- Challenge
Your task is to retype each line of the data below exactly.

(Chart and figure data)
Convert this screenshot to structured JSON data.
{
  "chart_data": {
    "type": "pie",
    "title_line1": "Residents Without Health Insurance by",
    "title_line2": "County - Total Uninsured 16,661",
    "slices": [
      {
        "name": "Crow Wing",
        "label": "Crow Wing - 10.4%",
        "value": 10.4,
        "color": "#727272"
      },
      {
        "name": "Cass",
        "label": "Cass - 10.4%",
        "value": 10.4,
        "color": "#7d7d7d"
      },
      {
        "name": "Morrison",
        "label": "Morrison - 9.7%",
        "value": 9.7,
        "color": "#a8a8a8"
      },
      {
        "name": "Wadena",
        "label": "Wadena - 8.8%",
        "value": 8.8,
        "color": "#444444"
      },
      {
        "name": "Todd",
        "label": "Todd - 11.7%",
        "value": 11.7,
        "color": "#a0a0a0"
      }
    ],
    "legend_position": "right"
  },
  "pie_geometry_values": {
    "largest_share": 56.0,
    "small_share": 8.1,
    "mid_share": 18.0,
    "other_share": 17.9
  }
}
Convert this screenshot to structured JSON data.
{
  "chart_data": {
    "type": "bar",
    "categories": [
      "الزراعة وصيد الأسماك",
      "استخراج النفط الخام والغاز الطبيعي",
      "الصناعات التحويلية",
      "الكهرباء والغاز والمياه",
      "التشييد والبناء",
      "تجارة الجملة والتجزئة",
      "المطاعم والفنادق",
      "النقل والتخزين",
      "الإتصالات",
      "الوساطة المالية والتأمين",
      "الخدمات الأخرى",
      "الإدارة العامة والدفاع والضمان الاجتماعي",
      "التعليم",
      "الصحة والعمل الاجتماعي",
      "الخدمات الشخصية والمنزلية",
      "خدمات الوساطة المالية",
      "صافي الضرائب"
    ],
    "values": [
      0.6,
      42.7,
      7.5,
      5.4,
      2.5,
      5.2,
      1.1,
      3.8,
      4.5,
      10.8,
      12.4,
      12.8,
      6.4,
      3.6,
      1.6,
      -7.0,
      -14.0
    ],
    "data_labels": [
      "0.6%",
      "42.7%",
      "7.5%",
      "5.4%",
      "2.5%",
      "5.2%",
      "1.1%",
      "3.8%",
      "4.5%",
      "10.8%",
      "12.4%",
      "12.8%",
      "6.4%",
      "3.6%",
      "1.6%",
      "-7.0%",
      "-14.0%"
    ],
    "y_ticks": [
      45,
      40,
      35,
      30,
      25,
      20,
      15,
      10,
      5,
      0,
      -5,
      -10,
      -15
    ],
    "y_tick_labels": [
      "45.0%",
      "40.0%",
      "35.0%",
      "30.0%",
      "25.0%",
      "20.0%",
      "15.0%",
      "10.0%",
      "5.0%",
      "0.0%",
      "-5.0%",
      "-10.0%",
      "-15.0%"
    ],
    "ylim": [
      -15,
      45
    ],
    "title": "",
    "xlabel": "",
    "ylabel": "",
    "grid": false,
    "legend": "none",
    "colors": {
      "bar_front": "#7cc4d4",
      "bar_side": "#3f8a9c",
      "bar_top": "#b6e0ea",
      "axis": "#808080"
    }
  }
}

- Exercise answer
Convert this screenshot to structured JSON data.
{
  "chart_data": {
    "type": "pie",
    "title_line1": "Residents Without Health Insurance by",
    "title_line2": "County - Total Uninsured 16,661",
    "slices": [
      {
        "name": "Crow Wing",
        "label": "Crow Wing - 10.4%",
        "value": 10.4,
        "color": "#727272"
      },
      {
        "name": "Cass",
        "label": "Cass - 10.4%",
        "value": 10.4,
        "color": "#7d7d7d"
      },
      {
        "name": "Morrison",
        "label": "Morrison - 9.7%",
        "value": 9.7,
        "color": "#a8a8a8"
      },
      {
        "name": "Wadena",
        "label": "Wadena - 8.8%",
        "value": 8.8,
        "color": "#444444"
      },
      {
        "name": "Todd",
        "label": "Todd - 11.7%",
        "value": 11.7,
        "color": "#a0a0a0"
      }
    ],
    "legend_position": "right"
  },
  "pie_geometry_values": {
    "largest_share": 56.0,
    "small_share": 8.1,
    "mid_share": 18.0,
    "other_share": 17.9
  }
}
Convert this screenshot to structured JSON data.
{
  "chart_data": {
    "type": "bar",
    "categories": [
      "الزراعة وصيد الأسماك",
      "استخراج النفط الخام والغاز الطبيعي",
      "الصناعات التحويلية",
      "الكهرباء والغاز والمياه",
      "التشييد والبناء",
      "تجارة الجملة والتجزئة",
      "المطاعم والفنادق",
      "النقل والتخزين",
      "الإتصالات",
      "الوساطة المالية والتأمين",
      "الخدمات الأخرى",
      "الإدارة العامة والدفاع والضمان الاجتماعي",
      "التعليم",
      "الصحة والعمل الاجتماعي",
      "الخدمات الشخصية والمنزلية",
      "خدمات الوساطة المالية",
      "صافي الضرائب"
    ],
    "values": [
      0.6,
      42.7,
      7.5,
      5.4,
      2.5,
      5.2,
      1.1,
      3.8,
      4.5,
      10.8,
      12.4,
      12.8,
      6.4,
      3.6,
      1.6,
      -7.0,
      -14.0
    ],
    "data_labels": [
      "0.6%",
      "42.7%",
      "7.5%",
      "5.4%",
      "2.5%",
      "5.2%",
      "1.1%",
      "3.8%",
      "4.5%",
      "10.8%",
      "12.4%",
      "12.8%",
      "6.4%",
      "3.6%",
      "1.6%",
      "-7.0%",
      "-14.0%"
    ],
    "y_ticks": [
      45,
      40,
      35,
      30,
      25,
      20,
      15,
      10,
      5,
      0,
      -5,
      -10,
      -15
    ],
    "y_tick_labels": [
      "45.0%",
      "40.0%",
      "35.0%",
      "30.0%",
      "25.0%",
      "20.0%",
      "15.0%",
      "10.0%",
      "5.0%",
      "0.0%",
      "-5.0%",
      "-10.0%",
      "-15.0%"
    ],
    "ylim": [
      -15,
      45
    ],
    "title": "",
    "xlabel": "",
    "ylabel": "",
    "grid": false,
    "legend": "none",
    "colors": {
      "bar_front": "#7cc4d4",
      "bar_side": "#3f8a9c",
      "bar_top": "#b6e0ea",
      "axis": "#808080"
    }
  }
}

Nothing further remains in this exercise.